#### Task to complete
All of the data needs to be repeated exactly.

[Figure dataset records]
----------------------------------------

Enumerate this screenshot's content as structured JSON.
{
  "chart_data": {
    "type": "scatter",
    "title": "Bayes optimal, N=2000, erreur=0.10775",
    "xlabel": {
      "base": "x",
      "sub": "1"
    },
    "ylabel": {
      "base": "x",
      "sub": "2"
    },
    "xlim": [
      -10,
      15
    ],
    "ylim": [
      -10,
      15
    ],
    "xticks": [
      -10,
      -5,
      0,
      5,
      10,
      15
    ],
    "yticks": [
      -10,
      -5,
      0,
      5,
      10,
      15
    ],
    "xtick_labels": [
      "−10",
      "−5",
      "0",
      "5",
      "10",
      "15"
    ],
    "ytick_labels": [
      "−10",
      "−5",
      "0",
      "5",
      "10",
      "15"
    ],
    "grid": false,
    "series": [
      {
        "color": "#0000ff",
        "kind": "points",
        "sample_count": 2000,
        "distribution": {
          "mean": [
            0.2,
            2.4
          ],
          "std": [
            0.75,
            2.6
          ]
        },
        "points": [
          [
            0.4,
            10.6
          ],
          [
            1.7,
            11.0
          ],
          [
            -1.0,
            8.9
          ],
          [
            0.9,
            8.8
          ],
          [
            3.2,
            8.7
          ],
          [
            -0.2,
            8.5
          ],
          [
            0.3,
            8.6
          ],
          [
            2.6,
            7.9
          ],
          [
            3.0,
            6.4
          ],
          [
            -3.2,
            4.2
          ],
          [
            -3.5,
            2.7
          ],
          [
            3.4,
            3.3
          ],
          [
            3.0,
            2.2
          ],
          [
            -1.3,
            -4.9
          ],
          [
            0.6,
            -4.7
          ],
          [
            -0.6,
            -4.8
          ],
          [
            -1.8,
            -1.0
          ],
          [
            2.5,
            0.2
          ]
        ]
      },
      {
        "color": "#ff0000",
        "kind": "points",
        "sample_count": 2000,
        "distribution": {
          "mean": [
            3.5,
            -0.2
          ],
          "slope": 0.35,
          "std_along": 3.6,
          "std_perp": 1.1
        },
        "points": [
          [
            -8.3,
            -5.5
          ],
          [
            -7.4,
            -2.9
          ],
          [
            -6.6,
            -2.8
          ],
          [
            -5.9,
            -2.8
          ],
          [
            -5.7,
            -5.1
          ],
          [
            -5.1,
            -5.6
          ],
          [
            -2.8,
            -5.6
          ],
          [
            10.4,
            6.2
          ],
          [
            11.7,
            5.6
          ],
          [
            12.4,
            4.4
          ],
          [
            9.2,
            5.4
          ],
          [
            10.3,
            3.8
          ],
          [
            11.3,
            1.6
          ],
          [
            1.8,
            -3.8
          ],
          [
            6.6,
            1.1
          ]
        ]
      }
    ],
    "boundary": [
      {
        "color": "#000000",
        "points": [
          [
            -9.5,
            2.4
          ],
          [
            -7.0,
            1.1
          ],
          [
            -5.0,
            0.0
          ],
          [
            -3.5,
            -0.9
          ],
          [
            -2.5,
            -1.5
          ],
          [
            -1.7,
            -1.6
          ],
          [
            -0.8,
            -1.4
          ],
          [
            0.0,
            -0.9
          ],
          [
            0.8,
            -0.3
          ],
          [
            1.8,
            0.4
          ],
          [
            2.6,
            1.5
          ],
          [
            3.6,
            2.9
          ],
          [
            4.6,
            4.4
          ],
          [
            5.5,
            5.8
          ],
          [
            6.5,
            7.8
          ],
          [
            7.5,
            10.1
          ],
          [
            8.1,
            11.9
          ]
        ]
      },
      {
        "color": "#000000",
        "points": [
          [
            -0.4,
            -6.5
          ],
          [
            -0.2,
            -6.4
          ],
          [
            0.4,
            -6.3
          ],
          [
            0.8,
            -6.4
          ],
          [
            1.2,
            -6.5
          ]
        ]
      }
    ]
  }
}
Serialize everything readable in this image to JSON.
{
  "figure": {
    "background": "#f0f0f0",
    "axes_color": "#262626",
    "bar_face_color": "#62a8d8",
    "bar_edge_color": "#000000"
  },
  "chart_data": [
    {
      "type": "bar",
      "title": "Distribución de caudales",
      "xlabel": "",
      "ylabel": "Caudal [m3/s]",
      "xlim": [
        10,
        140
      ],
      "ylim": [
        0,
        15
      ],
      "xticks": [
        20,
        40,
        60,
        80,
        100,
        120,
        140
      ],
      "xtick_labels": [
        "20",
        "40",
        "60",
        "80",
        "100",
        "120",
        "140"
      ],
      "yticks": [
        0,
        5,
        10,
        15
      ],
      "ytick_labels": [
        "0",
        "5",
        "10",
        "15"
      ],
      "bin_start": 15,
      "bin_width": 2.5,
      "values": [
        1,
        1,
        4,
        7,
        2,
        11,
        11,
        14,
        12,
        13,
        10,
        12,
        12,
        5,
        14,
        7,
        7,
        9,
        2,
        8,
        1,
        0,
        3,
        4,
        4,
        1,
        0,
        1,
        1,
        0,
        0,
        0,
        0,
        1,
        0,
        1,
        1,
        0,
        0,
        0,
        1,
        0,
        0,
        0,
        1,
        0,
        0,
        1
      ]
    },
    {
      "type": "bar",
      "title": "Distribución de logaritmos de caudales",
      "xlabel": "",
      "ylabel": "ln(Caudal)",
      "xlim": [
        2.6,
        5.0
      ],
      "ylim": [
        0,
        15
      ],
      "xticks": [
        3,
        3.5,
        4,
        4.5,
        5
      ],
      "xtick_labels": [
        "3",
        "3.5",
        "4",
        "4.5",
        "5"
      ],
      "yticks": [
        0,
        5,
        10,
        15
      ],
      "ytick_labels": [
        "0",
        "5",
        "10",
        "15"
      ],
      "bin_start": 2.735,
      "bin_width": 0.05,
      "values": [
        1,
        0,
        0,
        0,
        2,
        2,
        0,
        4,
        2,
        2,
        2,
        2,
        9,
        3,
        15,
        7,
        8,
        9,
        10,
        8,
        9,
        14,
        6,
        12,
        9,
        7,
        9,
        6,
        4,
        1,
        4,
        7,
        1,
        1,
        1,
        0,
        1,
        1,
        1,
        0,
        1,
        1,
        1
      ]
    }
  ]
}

----------------------------------------

#### Solution below
Enumerate this screenshot's content as structured JSON.
{
  "chart_data": {
    "type": "scatter",
    "title": "Bayes optimal, N=2000, erreur=0.10775",
    "xlabel": {
      "base": "x",
      "sub": "1"
    },
    "ylabel": {
      "base": "x",
      "sub": "2"
    },
    "xlim": [
      -10,
      15
    ],
    "ylim": [
      -10,
      15
    ],
    "xticks": [
      -10,
      -5,
      0,
      5,
      10,
      15
    ],
    "yticks": [
      -10,
      -5,
      0,
      5,
      10,
      15
    ],
    "xtick_labels": [
      "−10",
      "−5",
      "0",
      "5",
      "10",
      "15"
    ],
    "ytick_labels": [
      "−10",
      "−5",
      "0",
      "5",
      "10",
      "15"
    ],
    "grid": false,
    "series": [
      {
        "color": "#0000ff",
        "kind": "points",
        "sample_count": 2000,
        "distribution": {
          "mean": [
            0.2,
            2.4
          ],
          "std": [
            0.75,
            2.6
          ]
        },
        "points": [
          [
            0.4,
            10.6
          ],
          [
            1.7,
            11.0
          ],
          [
            -1.0,
            8.9
          ],
          [
            0.9,
            8.8
          ],
          [
            3.2,
            8.7
          ],
          [
            -0.2,
            8.5
          ],
          [
            0.3,
            8.6
          ],
          [
            2.6,
            7.9
          ],
          [
            3.0,
            6.4
          ],
          [
            -3.2,
            4.2
          ],
          [
            -3.5,
            2.7
          ],
          [
            3.4,
            3.3
          ],
          [
            3.0,
            2.2
          ],
          [
            -1.3,
            -4.9
          ],
          [
            0.6,
            -4.7
          ],
          [
            -0.6,
            -4.8
          ],
          [
            -1.8,
            -1.0
          ],
          [
            2.5,
            0.2
          ]
        ]
      },
      {
        "color": "#ff0000",
        "kind": "points",
        "sample_count": 2000,
        "distribution": {
          "mean": [
            3.5,
            -0.2
          ],
          "slope": 0.35,
          "std_along": 3.6,
          "std_perp": 1.1
        },
        "points": [
          [
            -8.3,
            -5.5
          ],
          [
            -7.4,
            -2.9
          ],
          [
            -6.6,
            -2.8
          ],
          [
            -5.9,
            -2.8
          ],
          [
            -5.7,
            -5.1
          ],
          [
            -5.1,
            -5.6
          ],
          [
            -2.8,
            -5.6
          ],
          [
            10.4,
            6.2
          ],
          [
            11.7,
            5.6
          ],
          [
            12.4,
            4.4
          ],
          [
            9.2,
            5.4
          ],
          [
            10.3,
            3.8
          ],
          [
            11.3,
            1.6
          ],
          [
            1.8,
            -3.8
          ],
          [
            6.6,
            1.1
          ]
        ]
      }
    ],
    "boundary": [
      {
        "color": "#000000",
        "points": [
          [
            -9.5,
            2.4
          ],
          [
            -7.0,
            1.1
          ],
          [
            -5.0,
            0.0
          ],
          [
            -3.5,
            -0.9
          ],
          [
            -2.5,
            -1.5
          ],
          [
            -1.7,
            -1.6
          ],
          [
            -0.8,
            -1.4
          ],
          [
            0.0,
            -0.9
          ],
          [
            0.8,
            -0.3
          ],
          [
            1.8,
            0.4
          ],
          [
            2.6,
            1.5
          ],
          [
            3.6,
            2.9
          ],
          [
            4.6,
            4.4
          ],
          [
            5.5,
            5.8
          ],
          [
            6.5,
            7.8
          ],
          [
            7.5,
            10.1
          ],
          [
            8.1,
            11.9
          ]
        ]
      },
      {
        "color": "#000000",
        "points": [
          [
            -0.4,
            -6.5
          ],
          [
            -0.2,
            -6.4
          ],
          [
            0.4,
            -6.3
          ],
          [
            0.8,
            -6.4
          ],
          [
            1.2,
            -6.5
          ]
        ]
      }
    ]
  }
}
Serialize everything readable in this image to JSON.
{
  "figure": {
    "background": "#f0f0f0",
    "axes_color": "#262626",
    "bar_face_color": "#62a8d8",
    "bar_edge_color": "#000000"
  },
  "chart_data": [
    {
      "type": "bar",
      "title": "Distribución de caudales",
      "xlabel": "",
      "ylabel": "Caudal [m3/s]",
      "xlim": [
        10,
        140
      ],
      "ylim": [
        0,
        15
      ],
      "xticks": [
        20,
        40,
        60,
        80,
        100,
        120,
        140
      ],
      "xtick_labels": [
        "20",
        "40",
        "60",
        "80",
        "100",
        "120",
        "140"
      ],
      "yticks": [
        0,
        5,
        10,
        15
      ],
      "ytick_labels": [
        "0",
        "5",
        "10",
        "15"
      ],
      "bin_start": 15,
      "bin_width": 2.5,
      "values": [
        1,
        1,
        4,
        7,
        2,
        11,
        11,
        14,
        12,
        13,
        10,
        12,
        12,
        5,
        14,
        7,
        7,
        9,
        2,
        8,
        1,
        0,
        3,
        4,
        4,
        1,
        0,
        1,
        1,
        0,
        0,
        0,
        0,
        1,
        0,
        1,
        1,
        0,
        0,
        0,
        1,
        0,
        0,
        0,
        1,
        0,
        0,
        1
      ]
    },
    {
      "type": "bar",
      "title": "Distribución de logaritmos de caudales",
      "xlabel": "",
      "ylabel": "ln(Caudal)",
      "xlim": [
        2.6,
        5.0
      ],
      "ylim": [
        0,
        15
      ],
      "xticks": [
        3,
        3.5,
        4,
        4.5,
        5
      ],
      "xtick_labels": [
        "3",
        "3.5",
        "4",
        "4.5",
        "5"
      ],
      "yticks": [
        0,
        5,
        10,
        15
      ],
      "ytick_labels": [
        "0",
        "5",
        "10",
        "15"
      ],
      "bin_start": 2.735,
      "bin_width": 0.05,
      "values": [
        1,
        0,
        0,
        0,
        2,
        2,
        0,
        4,
        2,
        2,
        2,
        2,
        9,
        3,
        15,
        7,
        8,
        9,
        10,
        8,
        9,
        14,
        6,
        12,
        9,
        7,
        9,
        6,
        4,
        1,
        4,
        7,
        1,
        1,
        1,
        0,
        1,
        1,
        1,
        0,
        1,
        1,
        1
      ]
    }
  ]
}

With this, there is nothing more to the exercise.